Count every line in the data below where "negatives" occurs, then state that number and nothing more.
╭──
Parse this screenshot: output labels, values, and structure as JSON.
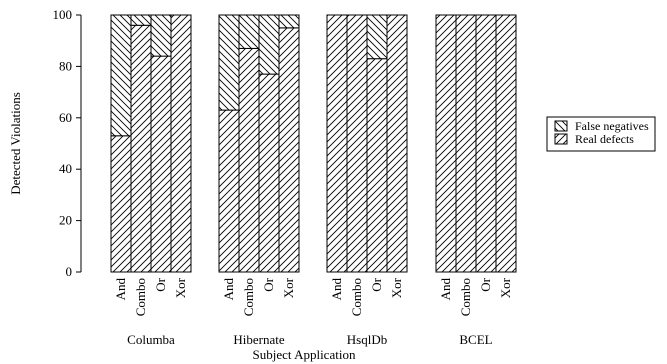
{
  "chart_data": {
    "type": "bar",
    "stacked": true,
    "title": "",
    "xlabel": "Subject Application",
    "ylabel": "Detected Violations",
    "ylim": [
      0,
      100
    ],
    "yticks": [
      0,
      20,
      40,
      60,
      80,
      100
    ],
    "grid": false,
    "legend_position": "right",
    "groups": [
      "Columba",
      "Hibernate",
      "HsqlDb",
      "BCEL"
    ],
    "categories": [
      "And",
      "Combo",
      "Or",
      "Xor"
    ],
    "series": [
      {
        "name": "Real defects",
        "pattern": "diagonal-forward",
        "values": [
          [
            53,
            96,
            84,
            100
          ],
          [
            63,
            87,
            77,
            95
          ],
          [
            100,
            100,
            83,
            100
          ],
          [
            100,
            100,
            100,
            100
          ]
        ]
      },
      {
        "name": "False negatives",
        "pattern": "diagonal-backward",
        "values": [
          [
            47,
            4,
            16,
            0
          ],
          [
            37,
            13,
            23,
            5
          ],
          [
            0,
            0,
            17,
            0
          ],
          [
            0,
            0,
            0,
            0
          ]
        ]
      }
    ],
    "legend": [
      "False negatives",
      "Real defects"
    ]
  }
}
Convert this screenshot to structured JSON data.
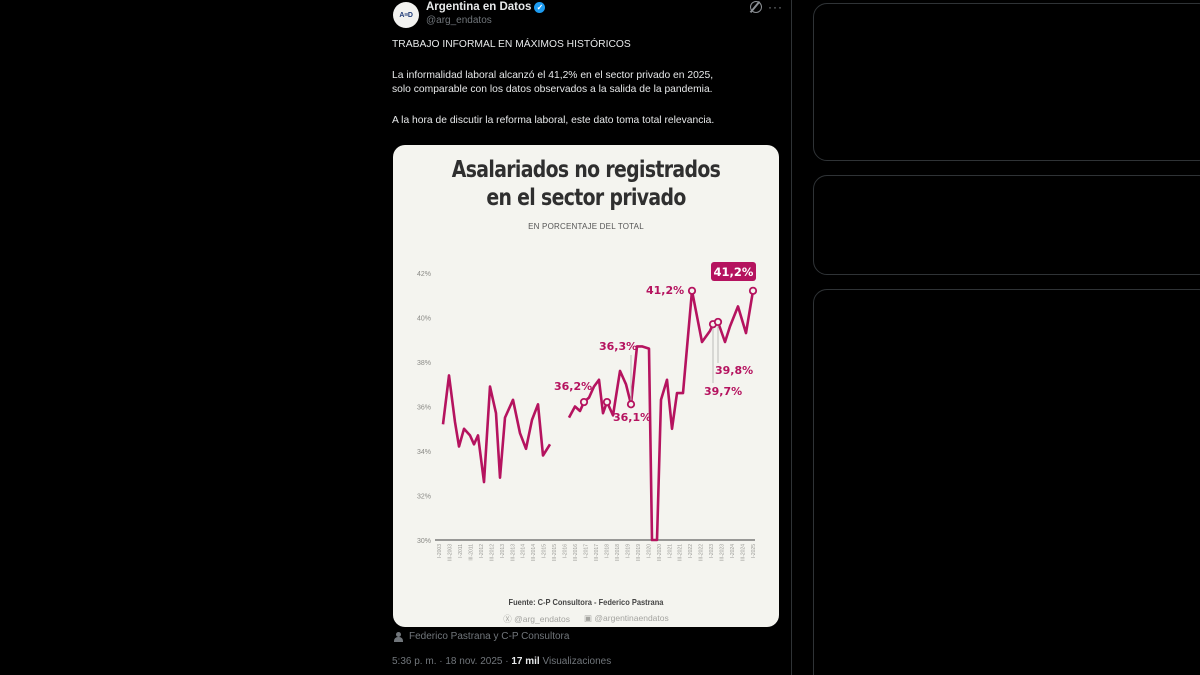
╰──
(ANSWER TO THE TASK):
2